OBJECTIVE
Copy each of the following entries word for word, without changing anything.

====

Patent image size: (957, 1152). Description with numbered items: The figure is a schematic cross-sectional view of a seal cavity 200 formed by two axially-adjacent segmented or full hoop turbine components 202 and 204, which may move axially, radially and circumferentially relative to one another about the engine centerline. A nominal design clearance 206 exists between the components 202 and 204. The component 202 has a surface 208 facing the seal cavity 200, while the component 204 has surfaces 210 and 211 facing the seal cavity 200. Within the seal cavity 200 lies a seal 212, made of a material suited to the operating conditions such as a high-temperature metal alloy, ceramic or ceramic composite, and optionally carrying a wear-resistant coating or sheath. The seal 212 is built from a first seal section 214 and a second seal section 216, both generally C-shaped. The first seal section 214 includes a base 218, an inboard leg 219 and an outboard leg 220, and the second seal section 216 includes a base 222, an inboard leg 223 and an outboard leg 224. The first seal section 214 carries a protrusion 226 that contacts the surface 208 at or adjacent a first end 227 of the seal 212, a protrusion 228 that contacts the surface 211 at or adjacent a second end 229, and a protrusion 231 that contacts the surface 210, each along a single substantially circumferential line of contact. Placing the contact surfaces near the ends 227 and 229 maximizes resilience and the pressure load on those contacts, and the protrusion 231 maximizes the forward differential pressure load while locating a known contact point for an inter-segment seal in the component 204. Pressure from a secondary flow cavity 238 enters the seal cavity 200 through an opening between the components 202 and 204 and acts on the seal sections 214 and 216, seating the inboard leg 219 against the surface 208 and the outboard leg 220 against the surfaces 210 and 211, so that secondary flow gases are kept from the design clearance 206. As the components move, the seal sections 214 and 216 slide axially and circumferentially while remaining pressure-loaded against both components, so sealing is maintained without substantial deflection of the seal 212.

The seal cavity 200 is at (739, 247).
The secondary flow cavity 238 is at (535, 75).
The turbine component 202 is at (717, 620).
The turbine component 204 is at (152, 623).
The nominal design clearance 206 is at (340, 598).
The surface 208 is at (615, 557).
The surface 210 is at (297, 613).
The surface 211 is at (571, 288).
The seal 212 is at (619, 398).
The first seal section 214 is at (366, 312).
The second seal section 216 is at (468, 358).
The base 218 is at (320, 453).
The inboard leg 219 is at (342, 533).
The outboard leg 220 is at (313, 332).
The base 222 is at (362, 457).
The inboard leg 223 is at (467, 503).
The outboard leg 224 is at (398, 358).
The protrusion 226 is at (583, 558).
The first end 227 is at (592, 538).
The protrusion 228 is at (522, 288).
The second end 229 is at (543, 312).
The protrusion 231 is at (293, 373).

====

ANSWER BELOW
Patent image size: (957, 1152). Description with numbered items: The figure is a schematic cross-sectional view of a seal cavity 200 formed by two axially-adjacent segmented or full hoop turbine components 202 and 204, which may move axially, radially and circumferentially relative to one another about the engine centerline. A nominal design clearance 206 exists between the components 202 and 204. The component 202 has a surface 208 facing the seal cavity 200, while the component 204 has surfaces 210 and 211 facing the seal cavity 200. Within the seal cavity 200 lies a seal 212, made of a material suited to the operating conditions such as a high-temperature metal alloy, ceramic or ceramic composite, and optionally carrying a wear-resistant coating or sheath. The seal 212 is built from a first seal section 214 and a second seal section 216, both generally C-shaped. The first seal section 214 includes a base 218, an inboard leg 219 and an outboard leg 220, and the second seal section 216 includes a base 222, an inboard leg 223 and an outboard leg 224. The first seal section 214 carries a protrusion 226 that contacts the surface 208 at or adjacent a first end 227 of the seal 212, a protrusion 228 that contacts the surface 211 at or adjacent a second end 229, and a protrusion 231 that contacts the surface 210, each along a single substantially circumferential line of contact. Placing the contact surfaces near the ends 227 and 229 maximizes resilience and the pressure load on those contacts, and the protrusion 231 maximizes the forward differential pressure load while locating a known contact point for an inter-segment seal in the component 204. Pressure from a secondary flow cavity 238 enters the seal cavity 200 through an opening between the components 202 and 204 and acts on the seal sections 214 and 216, seating the inboard leg 219 against the surface 208 and the outboard leg 220 against the surfaces 210 and 211, so that secondary flow gases are kept from the design clearance 206. As the components move, the seal sections 214 and 216 slide axially and circumferentially while remaining pressure-loaded against both components, so sealing is maintained without substantial deflection of the seal 212.

The seal cavity 200 is at (739, 247).
The secondary flow cavity 238 is at (535, 75).
The turbine component 202 is at (717, 620).
The turbine component 204 is at (152, 623).
The nominal design clearance 206 is at (340, 598).
The surface 208 is at (615, 557).
The surface 210 is at (297, 613).
The surface 211 is at (571, 288).
The seal 212 is at (619, 398).
The first seal section 214 is at (366, 312).
The second seal section 216 is at (468, 358).
The base 218 is at (320, 453).
The inboard leg 219 is at (342, 533).
The outboard leg 220 is at (313, 332).
The base 222 is at (362, 457).
The inboard leg 223 is at (467, 503).
The outboard leg 224 is at (398, 358).
The protrusion 226 is at (583, 558).
The first end 227 is at (592, 538).
The protrusion 228 is at (522, 288).
The second end 229 is at (543, 312).
The protrusion 231 is at (293, 373).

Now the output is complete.